WRITTEN INSTRUCTION
Copy the data below line for line, keeping every character the same.

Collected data
══════

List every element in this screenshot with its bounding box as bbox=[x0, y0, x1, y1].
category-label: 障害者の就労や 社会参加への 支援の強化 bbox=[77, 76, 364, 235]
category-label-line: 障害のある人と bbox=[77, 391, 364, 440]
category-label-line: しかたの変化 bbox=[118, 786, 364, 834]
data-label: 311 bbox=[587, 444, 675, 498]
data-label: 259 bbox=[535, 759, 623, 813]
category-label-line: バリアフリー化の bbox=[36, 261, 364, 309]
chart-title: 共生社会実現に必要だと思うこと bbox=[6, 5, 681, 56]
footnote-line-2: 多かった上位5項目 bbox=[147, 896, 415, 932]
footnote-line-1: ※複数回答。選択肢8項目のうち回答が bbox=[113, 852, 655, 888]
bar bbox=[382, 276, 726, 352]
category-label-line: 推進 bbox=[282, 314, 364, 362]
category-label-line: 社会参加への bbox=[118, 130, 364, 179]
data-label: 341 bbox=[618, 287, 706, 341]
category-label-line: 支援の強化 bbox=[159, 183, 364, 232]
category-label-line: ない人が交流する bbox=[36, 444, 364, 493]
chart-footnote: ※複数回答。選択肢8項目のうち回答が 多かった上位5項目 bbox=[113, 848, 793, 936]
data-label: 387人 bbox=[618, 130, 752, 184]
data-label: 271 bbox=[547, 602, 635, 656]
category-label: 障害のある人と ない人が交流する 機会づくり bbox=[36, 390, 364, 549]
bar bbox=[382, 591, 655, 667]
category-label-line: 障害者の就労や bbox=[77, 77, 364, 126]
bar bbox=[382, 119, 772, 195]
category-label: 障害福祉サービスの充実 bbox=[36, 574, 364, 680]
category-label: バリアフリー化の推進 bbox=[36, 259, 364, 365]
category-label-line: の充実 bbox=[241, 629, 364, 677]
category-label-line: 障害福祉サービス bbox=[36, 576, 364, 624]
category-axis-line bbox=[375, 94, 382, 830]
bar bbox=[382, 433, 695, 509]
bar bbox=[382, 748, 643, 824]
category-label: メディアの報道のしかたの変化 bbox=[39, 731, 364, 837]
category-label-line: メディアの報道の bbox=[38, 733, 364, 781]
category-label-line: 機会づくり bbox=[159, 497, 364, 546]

══════

OUTPUT OF THE EXERCISE
List every element in this screenshot with its bounding box as bbox=[x0, y0, x1, y1].
category-label: 障害者の就労や 社会参加への 支援の強化 bbox=[77, 76, 364, 235]
category-label-line: 障害のある人と bbox=[77, 391, 364, 440]
category-label-line: しかたの変化 bbox=[118, 786, 364, 834]
data-label: 311 bbox=[587, 444, 675, 498]
data-label: 259 bbox=[535, 759, 623, 813]
category-label-line: バリアフリー化の bbox=[36, 261, 364, 309]
chart-title: 共生社会実現に必要だと思うこと bbox=[6, 5, 681, 56]
footnote-line-2: 多かった上位5項目 bbox=[147, 896, 415, 932]
footnote-line-1: ※複数回答。選択肢8項目のうち回答が bbox=[113, 852, 655, 888]
bar bbox=[382, 276, 726, 352]
category-label-line: 推進 bbox=[282, 314, 364, 362]
category-label-line: 社会参加への bbox=[118, 130, 364, 179]
data-label: 341 bbox=[618, 287, 706, 341]
category-label-line: 支援の強化 bbox=[159, 183, 364, 232]
category-label-line: ない人が交流する bbox=[36, 444, 364, 493]
chart-footnote: ※複数回答。選択肢8項目のうち回答が 多かった上位5項目 bbox=[113, 848, 793, 936]
data-label: 387人 bbox=[618, 130, 752, 184]
data-label: 271 bbox=[547, 602, 635, 656]
category-label: 障害のある人と ない人が交流する 機会づくり bbox=[36, 390, 364, 549]
bar bbox=[382, 591, 655, 667]
category-label-line: 障害者の就労や bbox=[77, 77, 364, 126]
bar bbox=[382, 119, 772, 195]
category-label: 障害福祉サービスの充実 bbox=[36, 574, 364, 680]
category-label: バリアフリー化の推進 bbox=[36, 259, 364, 365]
category-label-line: の充実 bbox=[241, 629, 364, 677]
category-label-line: 障害福祉サービス bbox=[36, 576, 364, 624]
category-axis-line bbox=[375, 94, 382, 830]
bar bbox=[382, 433, 695, 509]
bar bbox=[382, 748, 643, 824]
category-label: メディアの報道のしかたの変化 bbox=[39, 731, 364, 837]
category-label-line: メディアの報道の bbox=[38, 733, 364, 781]
category-label-line: 機会づくり bbox=[159, 497, 364, 546]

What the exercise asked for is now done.